What is expected >> Lines that contain "JSON" are to be counted; give only their number.

Data items:
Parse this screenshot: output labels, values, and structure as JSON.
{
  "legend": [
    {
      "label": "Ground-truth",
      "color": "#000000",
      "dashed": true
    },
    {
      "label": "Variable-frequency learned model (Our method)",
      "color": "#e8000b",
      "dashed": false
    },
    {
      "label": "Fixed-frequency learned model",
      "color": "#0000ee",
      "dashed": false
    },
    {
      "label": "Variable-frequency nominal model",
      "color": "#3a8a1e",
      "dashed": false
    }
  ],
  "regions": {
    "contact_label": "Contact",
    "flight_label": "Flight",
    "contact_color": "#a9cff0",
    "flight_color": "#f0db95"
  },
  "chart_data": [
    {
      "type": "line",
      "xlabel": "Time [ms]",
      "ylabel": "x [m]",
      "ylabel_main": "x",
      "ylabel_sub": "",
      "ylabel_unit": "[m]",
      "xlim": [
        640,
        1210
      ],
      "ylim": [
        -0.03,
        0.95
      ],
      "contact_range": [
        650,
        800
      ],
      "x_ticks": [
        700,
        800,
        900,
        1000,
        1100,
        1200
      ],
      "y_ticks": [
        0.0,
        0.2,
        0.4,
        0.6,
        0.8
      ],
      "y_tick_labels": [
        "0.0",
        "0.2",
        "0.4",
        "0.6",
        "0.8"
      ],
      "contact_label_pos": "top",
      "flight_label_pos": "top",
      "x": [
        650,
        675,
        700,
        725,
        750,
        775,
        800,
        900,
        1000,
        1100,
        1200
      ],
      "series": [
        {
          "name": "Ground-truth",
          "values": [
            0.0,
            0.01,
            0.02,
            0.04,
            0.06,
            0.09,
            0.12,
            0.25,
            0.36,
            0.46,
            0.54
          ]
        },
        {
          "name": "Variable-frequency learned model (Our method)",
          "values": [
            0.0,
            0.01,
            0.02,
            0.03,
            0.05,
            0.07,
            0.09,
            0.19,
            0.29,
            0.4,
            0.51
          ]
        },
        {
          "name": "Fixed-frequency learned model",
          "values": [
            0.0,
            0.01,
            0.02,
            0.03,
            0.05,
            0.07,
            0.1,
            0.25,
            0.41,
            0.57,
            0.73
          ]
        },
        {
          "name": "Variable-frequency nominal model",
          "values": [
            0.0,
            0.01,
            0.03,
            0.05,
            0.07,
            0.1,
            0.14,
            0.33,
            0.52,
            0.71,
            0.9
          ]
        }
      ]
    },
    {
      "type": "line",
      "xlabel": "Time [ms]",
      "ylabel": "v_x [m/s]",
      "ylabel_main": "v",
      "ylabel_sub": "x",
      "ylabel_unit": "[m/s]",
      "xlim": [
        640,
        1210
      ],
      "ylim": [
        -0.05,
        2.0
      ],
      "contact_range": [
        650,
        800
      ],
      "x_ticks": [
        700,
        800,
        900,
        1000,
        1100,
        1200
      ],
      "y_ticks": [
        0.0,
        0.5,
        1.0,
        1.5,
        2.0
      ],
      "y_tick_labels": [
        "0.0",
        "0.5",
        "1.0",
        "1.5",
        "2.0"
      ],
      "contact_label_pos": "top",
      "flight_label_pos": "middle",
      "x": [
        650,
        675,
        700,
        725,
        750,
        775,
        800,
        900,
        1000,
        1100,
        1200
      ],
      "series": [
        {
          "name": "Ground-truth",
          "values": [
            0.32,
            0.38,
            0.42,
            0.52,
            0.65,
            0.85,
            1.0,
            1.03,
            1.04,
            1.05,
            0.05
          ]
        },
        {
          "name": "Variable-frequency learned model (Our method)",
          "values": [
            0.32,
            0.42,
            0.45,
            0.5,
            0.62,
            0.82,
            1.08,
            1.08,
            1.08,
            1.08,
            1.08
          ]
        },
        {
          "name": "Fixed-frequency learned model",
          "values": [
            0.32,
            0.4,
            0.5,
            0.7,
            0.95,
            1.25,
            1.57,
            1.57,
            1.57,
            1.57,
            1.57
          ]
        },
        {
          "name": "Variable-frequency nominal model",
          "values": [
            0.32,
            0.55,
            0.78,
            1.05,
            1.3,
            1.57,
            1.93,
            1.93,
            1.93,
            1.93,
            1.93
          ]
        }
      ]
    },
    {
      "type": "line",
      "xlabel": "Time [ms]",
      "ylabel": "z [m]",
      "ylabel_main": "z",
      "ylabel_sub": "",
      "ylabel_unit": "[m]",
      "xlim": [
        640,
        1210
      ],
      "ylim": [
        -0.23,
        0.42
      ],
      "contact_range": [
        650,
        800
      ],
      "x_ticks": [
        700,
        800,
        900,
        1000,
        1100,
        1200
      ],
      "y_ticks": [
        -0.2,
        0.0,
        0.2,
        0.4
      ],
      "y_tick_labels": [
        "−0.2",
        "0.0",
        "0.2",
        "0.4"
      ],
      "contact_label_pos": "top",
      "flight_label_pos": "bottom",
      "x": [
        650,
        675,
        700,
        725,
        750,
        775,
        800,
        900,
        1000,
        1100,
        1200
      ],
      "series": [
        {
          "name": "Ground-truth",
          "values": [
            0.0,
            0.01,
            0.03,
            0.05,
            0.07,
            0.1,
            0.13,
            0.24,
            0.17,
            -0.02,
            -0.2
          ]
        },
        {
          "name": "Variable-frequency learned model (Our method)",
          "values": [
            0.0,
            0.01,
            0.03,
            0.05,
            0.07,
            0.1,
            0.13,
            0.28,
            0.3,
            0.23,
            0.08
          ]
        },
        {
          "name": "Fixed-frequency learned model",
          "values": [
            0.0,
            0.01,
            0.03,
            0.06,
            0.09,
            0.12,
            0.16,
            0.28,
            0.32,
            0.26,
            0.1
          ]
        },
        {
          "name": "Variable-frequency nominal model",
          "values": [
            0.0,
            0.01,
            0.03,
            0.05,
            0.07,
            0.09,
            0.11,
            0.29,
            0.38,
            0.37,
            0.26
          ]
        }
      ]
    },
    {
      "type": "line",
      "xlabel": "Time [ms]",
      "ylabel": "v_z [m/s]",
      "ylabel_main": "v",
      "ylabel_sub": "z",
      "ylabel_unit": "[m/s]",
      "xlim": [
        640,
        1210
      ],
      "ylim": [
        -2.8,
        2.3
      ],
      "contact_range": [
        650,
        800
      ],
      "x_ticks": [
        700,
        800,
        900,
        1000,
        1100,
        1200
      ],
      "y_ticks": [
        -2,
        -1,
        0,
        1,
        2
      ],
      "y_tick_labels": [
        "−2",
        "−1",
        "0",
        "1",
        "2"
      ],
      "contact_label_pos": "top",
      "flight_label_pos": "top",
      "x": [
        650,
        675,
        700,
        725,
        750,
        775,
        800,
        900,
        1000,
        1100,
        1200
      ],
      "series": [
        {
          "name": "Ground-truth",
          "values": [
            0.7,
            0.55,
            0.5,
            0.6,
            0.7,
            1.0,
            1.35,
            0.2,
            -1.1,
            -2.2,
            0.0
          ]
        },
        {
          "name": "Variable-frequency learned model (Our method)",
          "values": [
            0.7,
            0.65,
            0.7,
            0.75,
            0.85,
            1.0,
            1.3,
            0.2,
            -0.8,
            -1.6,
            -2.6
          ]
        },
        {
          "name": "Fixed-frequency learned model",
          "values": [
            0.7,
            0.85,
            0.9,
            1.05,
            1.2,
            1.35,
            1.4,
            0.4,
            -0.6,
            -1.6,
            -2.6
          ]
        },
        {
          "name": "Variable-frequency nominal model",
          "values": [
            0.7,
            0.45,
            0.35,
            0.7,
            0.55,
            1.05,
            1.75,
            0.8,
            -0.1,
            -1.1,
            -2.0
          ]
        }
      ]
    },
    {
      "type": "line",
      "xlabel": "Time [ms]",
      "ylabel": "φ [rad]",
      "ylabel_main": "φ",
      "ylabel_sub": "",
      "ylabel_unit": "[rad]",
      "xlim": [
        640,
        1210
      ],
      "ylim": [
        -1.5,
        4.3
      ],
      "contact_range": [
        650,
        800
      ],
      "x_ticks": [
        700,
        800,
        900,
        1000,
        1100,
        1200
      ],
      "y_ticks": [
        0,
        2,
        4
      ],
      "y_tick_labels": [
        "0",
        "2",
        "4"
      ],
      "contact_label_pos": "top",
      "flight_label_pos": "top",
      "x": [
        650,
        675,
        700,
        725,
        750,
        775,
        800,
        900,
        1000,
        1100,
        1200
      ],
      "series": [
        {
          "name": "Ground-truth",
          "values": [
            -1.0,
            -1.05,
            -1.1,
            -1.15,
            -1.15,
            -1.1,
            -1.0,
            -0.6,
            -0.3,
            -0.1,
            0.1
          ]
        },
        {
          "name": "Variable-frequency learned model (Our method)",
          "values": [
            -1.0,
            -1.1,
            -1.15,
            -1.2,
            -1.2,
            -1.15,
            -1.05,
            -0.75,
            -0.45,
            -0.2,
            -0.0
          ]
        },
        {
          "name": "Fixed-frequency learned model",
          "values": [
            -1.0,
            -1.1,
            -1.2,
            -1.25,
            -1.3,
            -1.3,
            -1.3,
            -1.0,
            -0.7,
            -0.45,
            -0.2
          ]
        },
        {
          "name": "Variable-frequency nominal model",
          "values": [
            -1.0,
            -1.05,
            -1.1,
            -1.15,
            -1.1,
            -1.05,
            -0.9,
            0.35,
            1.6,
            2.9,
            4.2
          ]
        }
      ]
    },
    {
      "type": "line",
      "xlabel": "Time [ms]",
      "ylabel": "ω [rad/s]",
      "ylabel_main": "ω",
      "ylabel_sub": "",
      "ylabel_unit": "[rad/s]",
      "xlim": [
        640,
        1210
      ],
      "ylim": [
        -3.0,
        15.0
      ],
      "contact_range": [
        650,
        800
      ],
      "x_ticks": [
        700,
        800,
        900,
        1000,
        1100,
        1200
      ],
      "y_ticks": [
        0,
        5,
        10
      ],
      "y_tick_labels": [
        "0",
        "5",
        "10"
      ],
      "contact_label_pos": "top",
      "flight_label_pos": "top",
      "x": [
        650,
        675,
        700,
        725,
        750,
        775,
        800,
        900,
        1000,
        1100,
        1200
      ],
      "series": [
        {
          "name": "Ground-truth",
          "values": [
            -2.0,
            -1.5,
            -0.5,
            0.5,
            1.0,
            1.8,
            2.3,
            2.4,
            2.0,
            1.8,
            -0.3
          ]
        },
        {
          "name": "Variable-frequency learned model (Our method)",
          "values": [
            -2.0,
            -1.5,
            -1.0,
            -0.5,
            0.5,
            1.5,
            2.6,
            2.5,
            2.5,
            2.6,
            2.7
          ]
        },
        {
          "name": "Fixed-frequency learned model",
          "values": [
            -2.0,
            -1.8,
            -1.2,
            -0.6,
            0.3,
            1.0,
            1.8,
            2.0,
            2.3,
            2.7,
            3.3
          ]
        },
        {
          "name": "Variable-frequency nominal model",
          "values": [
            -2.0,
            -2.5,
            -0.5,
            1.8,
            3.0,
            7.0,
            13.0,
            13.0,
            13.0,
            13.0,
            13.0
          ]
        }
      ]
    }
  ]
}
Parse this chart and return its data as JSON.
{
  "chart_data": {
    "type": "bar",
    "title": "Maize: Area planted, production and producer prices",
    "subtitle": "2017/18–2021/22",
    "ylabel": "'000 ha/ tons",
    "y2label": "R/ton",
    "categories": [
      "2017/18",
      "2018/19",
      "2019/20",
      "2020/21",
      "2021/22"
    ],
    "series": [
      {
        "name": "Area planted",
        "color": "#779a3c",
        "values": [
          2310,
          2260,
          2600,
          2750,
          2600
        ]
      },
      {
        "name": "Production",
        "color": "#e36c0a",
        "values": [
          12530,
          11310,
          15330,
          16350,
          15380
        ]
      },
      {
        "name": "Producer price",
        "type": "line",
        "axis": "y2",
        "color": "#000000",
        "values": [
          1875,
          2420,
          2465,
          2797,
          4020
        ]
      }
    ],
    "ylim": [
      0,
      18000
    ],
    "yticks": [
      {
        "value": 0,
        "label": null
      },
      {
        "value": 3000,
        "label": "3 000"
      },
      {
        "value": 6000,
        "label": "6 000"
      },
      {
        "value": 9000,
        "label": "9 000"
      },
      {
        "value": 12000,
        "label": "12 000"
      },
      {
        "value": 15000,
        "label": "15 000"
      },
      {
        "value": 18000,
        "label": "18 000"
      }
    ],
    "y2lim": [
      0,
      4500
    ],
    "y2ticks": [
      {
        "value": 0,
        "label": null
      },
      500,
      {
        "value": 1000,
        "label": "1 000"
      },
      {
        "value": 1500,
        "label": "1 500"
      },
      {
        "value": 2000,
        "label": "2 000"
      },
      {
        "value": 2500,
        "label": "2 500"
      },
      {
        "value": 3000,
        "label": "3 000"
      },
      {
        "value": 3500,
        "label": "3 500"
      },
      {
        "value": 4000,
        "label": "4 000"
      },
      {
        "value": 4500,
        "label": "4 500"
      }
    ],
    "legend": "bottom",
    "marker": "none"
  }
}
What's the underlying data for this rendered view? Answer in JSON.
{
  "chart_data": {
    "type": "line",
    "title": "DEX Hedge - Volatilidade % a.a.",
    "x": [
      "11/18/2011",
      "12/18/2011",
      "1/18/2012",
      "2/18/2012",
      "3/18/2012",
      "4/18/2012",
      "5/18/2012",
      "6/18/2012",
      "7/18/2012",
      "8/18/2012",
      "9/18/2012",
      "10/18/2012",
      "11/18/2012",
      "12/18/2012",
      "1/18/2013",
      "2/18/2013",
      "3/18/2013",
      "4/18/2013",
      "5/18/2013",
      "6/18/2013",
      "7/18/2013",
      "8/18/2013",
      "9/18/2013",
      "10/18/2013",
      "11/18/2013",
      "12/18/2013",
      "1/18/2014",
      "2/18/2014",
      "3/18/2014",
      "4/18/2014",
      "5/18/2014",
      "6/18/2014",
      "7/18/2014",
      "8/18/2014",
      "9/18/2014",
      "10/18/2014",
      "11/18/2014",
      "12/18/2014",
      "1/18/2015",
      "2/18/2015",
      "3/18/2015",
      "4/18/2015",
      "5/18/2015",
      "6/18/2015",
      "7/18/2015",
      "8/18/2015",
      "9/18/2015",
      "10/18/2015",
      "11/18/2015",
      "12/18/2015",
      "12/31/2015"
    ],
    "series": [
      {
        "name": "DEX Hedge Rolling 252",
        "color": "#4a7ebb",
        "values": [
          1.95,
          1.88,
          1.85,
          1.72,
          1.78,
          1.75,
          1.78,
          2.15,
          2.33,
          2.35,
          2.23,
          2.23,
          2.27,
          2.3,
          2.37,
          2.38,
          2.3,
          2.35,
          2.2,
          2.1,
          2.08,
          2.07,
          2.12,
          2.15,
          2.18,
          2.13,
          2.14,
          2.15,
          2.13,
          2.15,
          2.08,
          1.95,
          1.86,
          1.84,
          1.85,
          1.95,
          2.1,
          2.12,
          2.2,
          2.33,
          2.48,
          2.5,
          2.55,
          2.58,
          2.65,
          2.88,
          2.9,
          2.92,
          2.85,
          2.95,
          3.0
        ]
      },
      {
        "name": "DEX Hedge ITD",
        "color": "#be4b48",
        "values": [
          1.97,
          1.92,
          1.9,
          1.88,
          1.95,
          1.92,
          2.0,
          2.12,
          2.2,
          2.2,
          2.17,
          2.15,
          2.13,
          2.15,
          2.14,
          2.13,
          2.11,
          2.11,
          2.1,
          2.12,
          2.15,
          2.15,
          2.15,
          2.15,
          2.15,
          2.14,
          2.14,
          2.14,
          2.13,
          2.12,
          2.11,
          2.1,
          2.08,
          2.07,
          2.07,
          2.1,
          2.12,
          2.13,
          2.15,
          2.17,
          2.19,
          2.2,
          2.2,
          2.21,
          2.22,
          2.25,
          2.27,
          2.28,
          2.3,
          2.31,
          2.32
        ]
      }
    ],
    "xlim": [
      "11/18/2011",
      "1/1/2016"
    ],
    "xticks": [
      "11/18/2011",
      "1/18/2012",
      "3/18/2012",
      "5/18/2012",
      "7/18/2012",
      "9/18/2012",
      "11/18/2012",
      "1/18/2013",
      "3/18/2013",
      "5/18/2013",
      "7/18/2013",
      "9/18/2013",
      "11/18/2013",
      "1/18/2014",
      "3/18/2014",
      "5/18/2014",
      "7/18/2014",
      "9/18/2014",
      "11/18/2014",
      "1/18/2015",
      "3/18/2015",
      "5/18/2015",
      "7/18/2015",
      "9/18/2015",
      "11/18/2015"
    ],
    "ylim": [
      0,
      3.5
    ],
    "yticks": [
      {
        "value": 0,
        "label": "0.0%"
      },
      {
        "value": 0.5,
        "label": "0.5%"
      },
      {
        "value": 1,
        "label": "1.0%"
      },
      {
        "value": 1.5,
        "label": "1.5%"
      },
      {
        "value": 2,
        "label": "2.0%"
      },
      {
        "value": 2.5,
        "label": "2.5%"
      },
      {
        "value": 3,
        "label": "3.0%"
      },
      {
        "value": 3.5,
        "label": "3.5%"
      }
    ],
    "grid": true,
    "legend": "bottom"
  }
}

Exercise answer >> 3